> _WHAT THE EXERCISE ASKS_
Reproduce every line of the entries verbatim, omitting the pictures from your answer.

(Box annotation data)
[BEGIN]

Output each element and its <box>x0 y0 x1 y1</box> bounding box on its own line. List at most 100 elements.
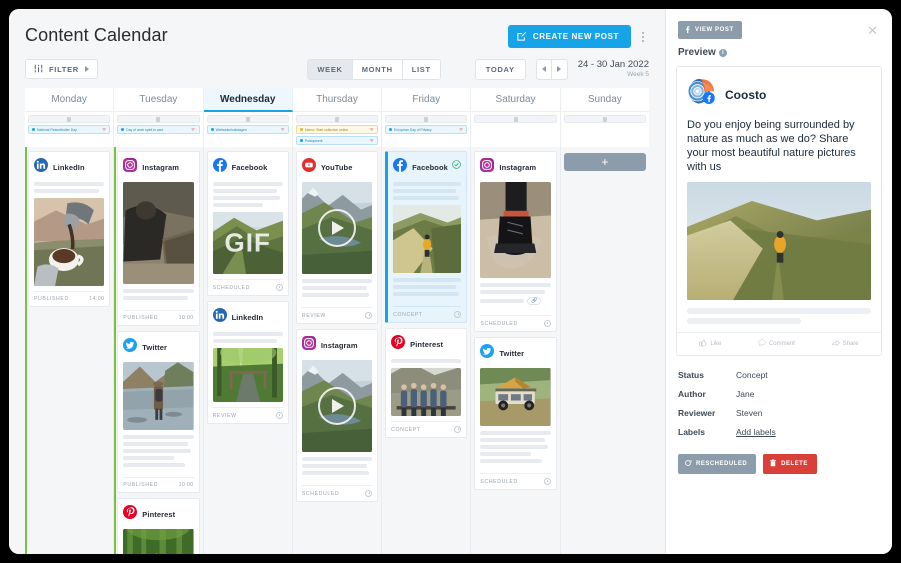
event-dot-icon <box>210 128 214 131</box>
placeholder-line <box>480 431 551 435</box>
event-dot-icon <box>32 128 35 131</box>
event-chip[interactable]: Memo: Start collective online 📅 <box>295 125 379 134</box>
post-thumbnail[interactable] <box>123 362 194 430</box>
post-card-header: Instagram <box>301 336 372 355</box>
post-card[interactable]: YouTube REVIEW <box>295 151 379 324</box>
more-options-icon[interactable] <box>637 28 649 46</box>
post-card[interactable]: Instagram PUBLISHED 10:00 <box>117 151 200 326</box>
post-thumbnail[interactable] <box>123 182 194 284</box>
post-thumbnail[interactable] <box>301 360 373 452</box>
day-header-tuesday[interactable]: Tuesday <box>114 88 204 112</box>
placeholder-line <box>301 286 367 290</box>
clock-icon <box>543 320 551 327</box>
placeholder-line <box>123 463 186 467</box>
post-card[interactable]: Pinterest <box>117 498 200 554</box>
event-chip[interactable]: Postopwerk 📅 <box>295 136 379 145</box>
event-placeholder[interactable] <box>206 115 289 123</box>
pinterest-icon <box>391 335 406 354</box>
post-card-header: LinkedIn <box>212 308 283 327</box>
day-column-5: Instagram 🔗 SCHEDULED Twitter SCHEDULED <box>471 147 561 554</box>
placeholder-line <box>393 182 462 186</box>
event-placeholder[interactable] <box>295 115 379 123</box>
post-card-footer: SCHEDULED <box>301 485 373 501</box>
event-placeholder[interactable] <box>474 115 557 123</box>
event-chip[interactable]: National Peanutbutter Day 📅 <box>28 125 111 134</box>
metadata-row-reviewer: Reviewer Steven <box>678 408 880 418</box>
post-text-placeholder <box>393 182 462 200</box>
post-metadata: Status Concept Author Jane Reviewer Steven Lab… <box>666 356 892 446</box>
metadata-value[interactable]: Add labels <box>736 427 776 437</box>
add-post-button[interactable]: + <box>563 153 646 171</box>
event-chip-label: Webwinkelvakdagen <box>215 127 247 132</box>
event-dot-icon <box>389 128 393 131</box>
day-header-friday[interactable]: Friday <box>382 88 472 112</box>
event-chip[interactable]: Webwinkelvakdagen 📅 <box>206 125 289 134</box>
view-post-button[interactable]: VIEW POST <box>678 21 742 39</box>
event-placeholder[interactable] <box>563 115 646 123</box>
pinterest-icon <box>123 505 138 524</box>
post-network-label: Pinterest <box>410 340 444 349</box>
note-icon <box>513 116 518 122</box>
post-card[interactable]: Twitter PUBLISHED 10:00 <box>117 331 200 493</box>
post-thumbnail[interactable] <box>480 182 551 278</box>
filter-button[interactable]: FILTER <box>25 59 98 79</box>
post-card[interactable]: Facebook CONCEPT <box>385 151 468 323</box>
view-list[interactable]: LIST <box>403 60 440 79</box>
post-network-label: Pinterest <box>142 510 176 519</box>
post-card[interactable]: LinkedIn PUBLISHED 14:00 <box>28 151 111 307</box>
post-card[interactable]: Facebook GIF SCHEDULED <box>206 151 289 296</box>
comment-action[interactable]: Comment <box>758 339 795 349</box>
post-card-header: LinkedIn <box>34 158 104 177</box>
date-range-label: 24 - 30 Jan 2022 <box>577 59 649 71</box>
day-header-wednesday[interactable]: Wednesday <box>203 88 293 112</box>
info-icon[interactable]: i <box>718 48 727 57</box>
post-card[interactable]: Pinterest CONCEPT <box>385 328 468 438</box>
post-thumbnail[interactable] <box>480 368 551 426</box>
event-dot-icon <box>121 128 125 131</box>
post-thumbnail[interactable] <box>393 205 462 273</box>
today-button[interactable]: TODAY <box>474 58 526 80</box>
close-icon[interactable]: ✕ <box>865 24 880 37</box>
calendar-mini-icon: 📅 <box>369 138 375 143</box>
like-action[interactable]: Like <box>699 339 721 349</box>
post-card[interactable]: Twitter SCHEDULED <box>474 337 557 490</box>
post-thumbnail[interactable] <box>123 529 194 554</box>
post-thumbnail[interactable] <box>391 368 462 416</box>
post-text-placeholder-after <box>393 278 462 296</box>
post-thumbnail[interactable] <box>212 348 283 402</box>
view-week[interactable]: WEEK <box>308 59 353 79</box>
view-month[interactable]: MONTH <box>353 59 403 79</box>
event-placeholder[interactable] <box>28 115 111 123</box>
post-thumbnail[interactable]: GIF <box>212 212 283 274</box>
post-card-footer: PUBLISHED 14:00 <box>34 291 105 306</box>
post-card[interactable]: Instagram SCHEDULED <box>295 329 379 502</box>
post-card[interactable]: Instagram 🔗 SCHEDULED <box>474 151 557 332</box>
week-navigation <box>535 58 568 80</box>
post-card-footer: CONCEPT <box>393 306 462 322</box>
approved-check-icon <box>452 156 462 174</box>
create-new-post-button[interactable]: CREATE NEW POST <box>507 25 631 48</box>
day-column-0: LinkedIn PUBLISHED 14:00 <box>25 147 115 554</box>
placeholder-line <box>212 332 283 336</box>
comment-label: Comment <box>768 341 795 348</box>
post-text-placeholder <box>212 182 283 207</box>
share-action[interactable]: Share <box>831 339 859 349</box>
day-header-monday[interactable]: Monday <box>25 88 115 112</box>
delete-button[interactable]: DELETE <box>763 454 817 475</box>
event-placeholder[interactable] <box>385 115 468 123</box>
reschedule-button[interactable]: RESCHEDULED <box>678 454 757 475</box>
post-card[interactable]: LinkedIn REVIEW <box>206 301 289 424</box>
day-header-saturday[interactable]: Saturday <box>471 88 561 112</box>
event-chip[interactable]: Day of work spirit in care 📅 <box>117 125 200 134</box>
event-placeholder[interactable] <box>117 115 200 123</box>
event-chip[interactable]: European Day of Privacy 📅 <box>385 125 468 134</box>
post-thumbnail[interactable] <box>301 182 373 274</box>
post-thumbnail[interactable] <box>34 198 105 286</box>
play-button-icon[interactable] <box>317 209 356 247</box>
day-header-sunday[interactable]: Sunday <box>560 88 649 112</box>
next-week-button[interactable] <box>552 60 567 79</box>
play-button-icon[interactable] <box>317 387 356 425</box>
day-header-thursday[interactable]: Thursday <box>292 88 383 112</box>
previous-week-button[interactable] <box>537 59 552 79</box>
event-column-1: Day of work spirit in care 📅 <box>114 112 204 147</box>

[END]

> _TASK SOLUTION_
Output each element and its <box>x0 y0 x1 y1</box> bounding box on its own line. List at most 100 elements.
event-dot-icon <box>210 128 214 131</box>
placeholder-line <box>480 431 551 435</box>
event-dot-icon <box>32 128 35 131</box>
event-chip[interactable]: Memo: Start collective online 📅 <box>295 125 379 134</box>
post-thumbnail[interactable] <box>123 362 194 430</box>
post-card-header: Instagram <box>301 336 372 355</box>
post-card[interactable]: YouTube REVIEW <box>295 151 379 324</box>
more-options-icon[interactable] <box>637 28 649 46</box>
post-card[interactable]: Instagram PUBLISHED 10:00 <box>117 151 200 326</box>
post-thumbnail[interactable] <box>123 182 194 284</box>
post-thumbnail[interactable] <box>301 360 373 452</box>
day-header-tuesday[interactable]: Tuesday <box>114 88 204 112</box>
placeholder-line <box>301 286 367 290</box>
clock-icon <box>543 320 551 327</box>
placeholder-line <box>123 463 186 467</box>
post-card[interactable]: Pinterest <box>117 498 200 554</box>
event-chip[interactable]: Postopwerk 📅 <box>295 136 379 145</box>
event-placeholder[interactable] <box>206 115 289 123</box>
pinterest-icon <box>391 335 406 354</box>
post-card-header: LinkedIn <box>212 308 283 327</box>
day-column-5: Instagram 🔗 SCHEDULED Twitter SCHEDULED <box>471 147 561 554</box>
placeholder-line <box>393 182 462 186</box>
event-placeholder[interactable] <box>295 115 379 123</box>
post-card-footer: SCHEDULED <box>301 485 373 501</box>
event-placeholder[interactable] <box>474 115 557 123</box>
event-chip[interactable]: National Peanutbutter Day 📅 <box>28 125 111 134</box>
metadata-row-reviewer: Reviewer Steven <box>678 408 880 418</box>
post-text-placeholder <box>393 182 462 200</box>
post-metadata: Status Concept Author Jane Reviewer Steven Lab… <box>666 356 892 446</box>
metadata-value[interactable]: Add labels <box>736 427 776 437</box>
add-post-button[interactable]: + <box>563 153 646 171</box>
event-chip-label: Webwinkelvakdagen <box>215 127 247 132</box>
event-dot-icon <box>389 128 393 131</box>
day-header-friday[interactable]: Friday <box>382 88 472 112</box>
event-chip[interactable]: Webwinkelvakdagen 📅 <box>206 125 289 134</box>
view-post-button[interactable]: VIEW POST <box>678 21 742 39</box>
event-placeholder[interactable] <box>563 115 646 123</box>
pinterest-icon <box>123 505 138 524</box>
post-network-label: Pinterest <box>410 340 444 349</box>
note-icon <box>513 116 518 122</box>
post-card[interactable]: Twitter PUBLISHED 10:00 <box>117 331 200 493</box>
post-thumbnail[interactable] <box>480 182 551 278</box>
filter-button[interactable]: FILTER <box>25 59 98 79</box>
post-card[interactable]: Facebook CONCEPT <box>385 151 468 323</box>
view-list[interactable]: LIST <box>403 60 440 79</box>
post-network-label: Pinterest <box>142 510 176 519</box>
post-card[interactable]: LinkedIn PUBLISHED 14:00 <box>28 151 111 307</box>
post-card[interactable]: Facebook GIF SCHEDULED <box>206 151 289 296</box>
comment-action[interactable]: Comment <box>758 339 795 349</box>
post-card-header: LinkedIn <box>34 158 104 177</box>
date-range-label: 24 - 30 Jan 2022 <box>577 59 649 71</box>
day-header-wednesday[interactable]: Wednesday <box>203 88 293 112</box>
info-icon[interactable]: i <box>718 48 727 57</box>
post-card[interactable]: Pinterest CONCEPT <box>385 328 468 438</box>
post-thumbnail[interactable] <box>480 368 551 426</box>
event-dot-icon <box>121 128 125 131</box>
post-thumbnail[interactable] <box>393 205 462 273</box>
today-button[interactable]: TODAY <box>474 58 526 80</box>
close-icon[interactable]: ✕ <box>865 24 880 37</box>
calendar-mini-icon: 📅 <box>369 138 375 143</box>
like-action[interactable]: Like <box>699 339 721 349</box>
post-card[interactable]: Twitter SCHEDULED <box>474 337 557 490</box>
post-thumbnail[interactable] <box>123 529 194 554</box>
post-thumbnail[interactable] <box>391 368 462 416</box>
post-text-placeholder-after <box>393 278 462 296</box>
post-thumbnail[interactable] <box>212 348 283 402</box>
view-week[interactable]: WEEK <box>308 59 353 79</box>
view-month[interactable]: MONTH <box>353 59 403 79</box>
event-placeholder[interactable] <box>28 115 111 123</box>
post-thumbnail[interactable]: GIF <box>212 212 283 274</box>
post-card-footer: PUBLISHED 14:00 <box>34 291 105 306</box>
post-card[interactable]: Instagram SCHEDULED <box>295 329 379 502</box>
post-card[interactable]: Instagram 🔗 SCHEDULED <box>474 151 557 332</box>
week-navigation <box>535 58 568 80</box>
post-card-footer: CONCEPT <box>393 306 462 322</box>
approved-check-icon <box>452 156 462 174</box>
create-new-post-button[interactable]: CREATE NEW POST <box>507 25 631 48</box>
day-column-0: LinkedIn PUBLISHED 14:00 <box>25 147 115 554</box>
placeholder-line <box>212 332 283 336</box>
comment-label: Comment <box>768 341 795 348</box>
post-text-placeholder <box>212 182 283 207</box>
share-action[interactable]: Share <box>831 339 859 349</box>
day-header-monday[interactable]: Monday <box>25 88 115 112</box>
delete-button[interactable]: DELETE <box>763 454 817 475</box>
event-placeholder[interactable] <box>385 115 468 123</box>
reschedule-button[interactable]: RESCHEDULED <box>678 454 757 475</box>
post-card[interactable]: LinkedIn REVIEW <box>206 301 289 424</box>
day-header-saturday[interactable]: Saturday <box>471 88 561 112</box>
event-chip[interactable]: Day of work spirit in care 📅 <box>117 125 200 134</box>
event-placeholder[interactable] <box>117 115 200 123</box>
event-chip[interactable]: European Day of Privacy 📅 <box>385 125 468 134</box>
post-thumbnail[interactable] <box>301 182 373 274</box>
post-thumbnail[interactable] <box>34 198 105 286</box>
play-button-icon[interactable] <box>317 209 356 247</box>
day-header-sunday[interactable]: Sunday <box>560 88 649 112</box>
next-week-button[interactable] <box>552 60 567 79</box>
play-button-icon[interactable] <box>317 387 356 425</box>
day-header-thursday[interactable]: Thursday <box>292 88 383 112</box>
previous-week-button[interactable] <box>537 59 552 79</box>
event-column-1: Day of work spirit in care 📅 <box>114 112 204 147</box>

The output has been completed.